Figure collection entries
========================================
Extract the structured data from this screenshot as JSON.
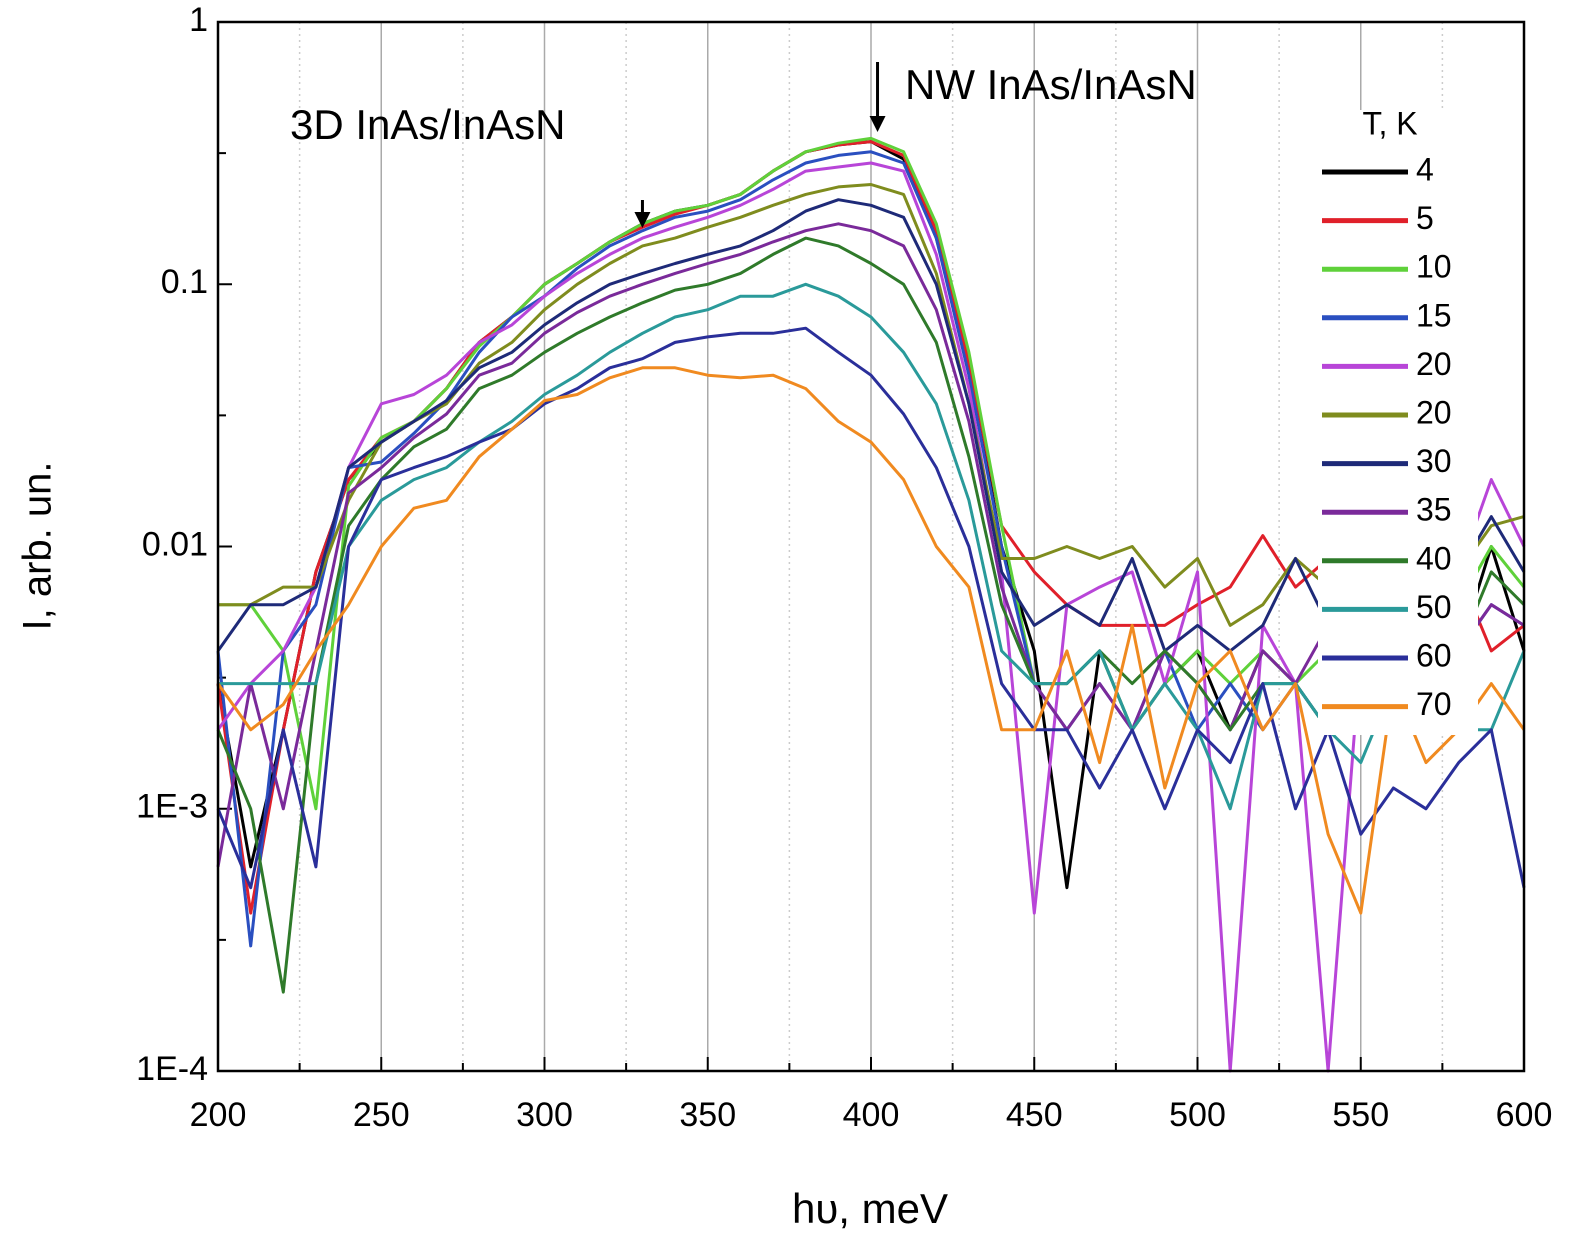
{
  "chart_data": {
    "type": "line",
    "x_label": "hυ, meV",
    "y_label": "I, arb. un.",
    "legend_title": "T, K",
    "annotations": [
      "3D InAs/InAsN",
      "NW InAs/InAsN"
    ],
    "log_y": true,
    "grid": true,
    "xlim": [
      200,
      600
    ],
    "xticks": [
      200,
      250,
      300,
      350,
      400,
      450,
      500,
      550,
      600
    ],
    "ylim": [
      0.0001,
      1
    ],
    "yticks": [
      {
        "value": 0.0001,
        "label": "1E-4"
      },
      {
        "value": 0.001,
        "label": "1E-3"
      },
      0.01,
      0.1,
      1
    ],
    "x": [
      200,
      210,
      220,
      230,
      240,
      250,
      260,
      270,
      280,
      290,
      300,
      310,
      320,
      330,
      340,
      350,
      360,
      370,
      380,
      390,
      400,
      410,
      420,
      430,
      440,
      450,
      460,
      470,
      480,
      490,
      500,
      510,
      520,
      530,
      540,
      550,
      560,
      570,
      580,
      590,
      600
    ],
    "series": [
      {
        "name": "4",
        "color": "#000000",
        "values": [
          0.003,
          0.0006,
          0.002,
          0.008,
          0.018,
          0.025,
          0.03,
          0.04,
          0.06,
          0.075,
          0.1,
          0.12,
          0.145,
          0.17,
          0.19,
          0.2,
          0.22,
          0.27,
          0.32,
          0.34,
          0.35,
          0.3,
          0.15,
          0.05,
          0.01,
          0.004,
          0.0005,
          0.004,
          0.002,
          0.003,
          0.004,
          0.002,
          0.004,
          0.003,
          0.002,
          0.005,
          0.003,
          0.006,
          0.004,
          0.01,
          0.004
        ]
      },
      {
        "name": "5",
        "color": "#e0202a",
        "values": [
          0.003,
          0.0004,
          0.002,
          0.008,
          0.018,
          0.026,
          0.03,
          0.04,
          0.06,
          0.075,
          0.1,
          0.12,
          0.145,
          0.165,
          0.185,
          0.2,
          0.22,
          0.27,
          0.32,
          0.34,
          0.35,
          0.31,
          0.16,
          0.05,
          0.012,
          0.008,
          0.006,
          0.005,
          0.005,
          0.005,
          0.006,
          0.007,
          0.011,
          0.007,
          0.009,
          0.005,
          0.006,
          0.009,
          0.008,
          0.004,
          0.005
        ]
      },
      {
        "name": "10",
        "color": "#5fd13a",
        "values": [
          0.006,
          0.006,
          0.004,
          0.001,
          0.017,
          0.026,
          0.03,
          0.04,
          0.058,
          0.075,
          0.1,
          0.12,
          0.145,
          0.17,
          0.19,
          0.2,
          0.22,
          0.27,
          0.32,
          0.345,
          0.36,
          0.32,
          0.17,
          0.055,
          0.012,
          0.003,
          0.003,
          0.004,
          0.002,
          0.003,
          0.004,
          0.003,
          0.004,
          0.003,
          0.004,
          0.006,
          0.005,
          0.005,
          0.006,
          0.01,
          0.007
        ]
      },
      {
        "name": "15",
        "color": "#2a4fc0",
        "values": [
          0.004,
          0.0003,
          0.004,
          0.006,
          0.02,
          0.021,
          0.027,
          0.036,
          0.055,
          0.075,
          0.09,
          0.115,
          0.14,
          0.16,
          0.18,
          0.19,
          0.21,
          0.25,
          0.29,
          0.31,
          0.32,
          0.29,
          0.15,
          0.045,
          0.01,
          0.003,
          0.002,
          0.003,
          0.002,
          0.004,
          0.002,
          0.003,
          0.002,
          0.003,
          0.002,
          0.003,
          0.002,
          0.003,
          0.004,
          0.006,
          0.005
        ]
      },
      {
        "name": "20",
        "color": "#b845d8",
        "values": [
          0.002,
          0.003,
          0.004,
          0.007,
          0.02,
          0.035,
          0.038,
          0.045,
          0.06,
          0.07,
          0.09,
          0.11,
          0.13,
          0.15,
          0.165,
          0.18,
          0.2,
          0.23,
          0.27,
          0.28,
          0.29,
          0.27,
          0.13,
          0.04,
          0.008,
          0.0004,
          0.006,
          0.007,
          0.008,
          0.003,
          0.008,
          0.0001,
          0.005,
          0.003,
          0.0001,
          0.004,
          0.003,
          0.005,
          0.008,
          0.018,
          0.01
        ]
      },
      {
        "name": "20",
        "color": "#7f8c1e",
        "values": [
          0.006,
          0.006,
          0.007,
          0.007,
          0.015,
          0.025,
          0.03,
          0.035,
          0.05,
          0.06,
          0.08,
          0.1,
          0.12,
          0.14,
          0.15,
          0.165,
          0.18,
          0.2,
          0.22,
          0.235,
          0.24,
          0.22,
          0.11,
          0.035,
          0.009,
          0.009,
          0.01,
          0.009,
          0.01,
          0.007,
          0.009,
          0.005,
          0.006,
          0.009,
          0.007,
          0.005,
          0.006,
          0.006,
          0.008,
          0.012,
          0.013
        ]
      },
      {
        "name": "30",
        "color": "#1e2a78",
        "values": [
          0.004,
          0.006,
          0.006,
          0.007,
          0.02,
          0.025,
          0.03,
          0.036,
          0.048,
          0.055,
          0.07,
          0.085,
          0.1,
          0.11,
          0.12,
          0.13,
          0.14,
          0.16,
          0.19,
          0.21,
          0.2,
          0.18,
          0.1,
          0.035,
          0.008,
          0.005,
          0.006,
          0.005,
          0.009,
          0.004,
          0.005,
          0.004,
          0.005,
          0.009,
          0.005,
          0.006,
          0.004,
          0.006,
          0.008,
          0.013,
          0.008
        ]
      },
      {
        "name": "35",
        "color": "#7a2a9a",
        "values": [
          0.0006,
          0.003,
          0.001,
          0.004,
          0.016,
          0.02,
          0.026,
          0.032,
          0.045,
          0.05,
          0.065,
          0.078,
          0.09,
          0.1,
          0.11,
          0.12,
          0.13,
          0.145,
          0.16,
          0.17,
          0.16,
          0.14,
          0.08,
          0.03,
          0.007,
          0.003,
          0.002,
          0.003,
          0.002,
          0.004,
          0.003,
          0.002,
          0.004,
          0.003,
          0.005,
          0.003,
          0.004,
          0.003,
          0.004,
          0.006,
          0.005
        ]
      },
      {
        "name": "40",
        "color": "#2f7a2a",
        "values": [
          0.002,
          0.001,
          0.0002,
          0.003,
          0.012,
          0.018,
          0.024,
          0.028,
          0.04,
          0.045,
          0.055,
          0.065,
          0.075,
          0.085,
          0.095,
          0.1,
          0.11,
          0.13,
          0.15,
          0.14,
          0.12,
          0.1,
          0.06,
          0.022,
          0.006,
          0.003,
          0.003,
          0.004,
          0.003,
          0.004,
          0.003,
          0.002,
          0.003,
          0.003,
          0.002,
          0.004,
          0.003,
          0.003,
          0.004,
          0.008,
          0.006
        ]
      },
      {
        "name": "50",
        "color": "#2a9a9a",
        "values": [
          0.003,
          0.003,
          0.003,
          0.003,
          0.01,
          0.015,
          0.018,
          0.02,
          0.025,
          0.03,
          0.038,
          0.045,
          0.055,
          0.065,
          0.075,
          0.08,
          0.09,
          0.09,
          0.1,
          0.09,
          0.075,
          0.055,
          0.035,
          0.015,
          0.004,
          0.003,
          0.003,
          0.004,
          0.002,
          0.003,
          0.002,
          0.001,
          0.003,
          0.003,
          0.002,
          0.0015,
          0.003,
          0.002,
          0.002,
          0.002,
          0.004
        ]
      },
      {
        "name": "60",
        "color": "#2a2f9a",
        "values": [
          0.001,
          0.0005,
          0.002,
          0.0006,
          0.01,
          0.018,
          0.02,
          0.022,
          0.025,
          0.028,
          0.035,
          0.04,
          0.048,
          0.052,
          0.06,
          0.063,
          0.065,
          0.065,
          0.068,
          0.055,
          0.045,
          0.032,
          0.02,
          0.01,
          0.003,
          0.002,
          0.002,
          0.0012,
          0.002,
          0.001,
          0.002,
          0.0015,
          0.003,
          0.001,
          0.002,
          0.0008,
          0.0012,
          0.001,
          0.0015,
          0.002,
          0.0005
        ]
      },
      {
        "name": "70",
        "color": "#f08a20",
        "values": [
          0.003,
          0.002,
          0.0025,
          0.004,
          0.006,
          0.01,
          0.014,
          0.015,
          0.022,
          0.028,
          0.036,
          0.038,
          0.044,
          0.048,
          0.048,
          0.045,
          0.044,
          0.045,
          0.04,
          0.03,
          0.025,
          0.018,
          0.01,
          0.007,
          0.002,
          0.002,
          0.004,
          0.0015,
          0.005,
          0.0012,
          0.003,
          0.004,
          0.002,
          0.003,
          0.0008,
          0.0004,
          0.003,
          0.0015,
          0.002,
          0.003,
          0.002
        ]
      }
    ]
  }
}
========================================
Take every line above carrying "name" and return it.

Task answer:
        "name": "4",
        "name": "5",
        "name": "10",
        "name": "15",
        "name": "20",
        "name": "20",
        "name": "30",
        "name": "35",
        "name": "40",
        "name": "50",
        "name": "60",
        "name": "70",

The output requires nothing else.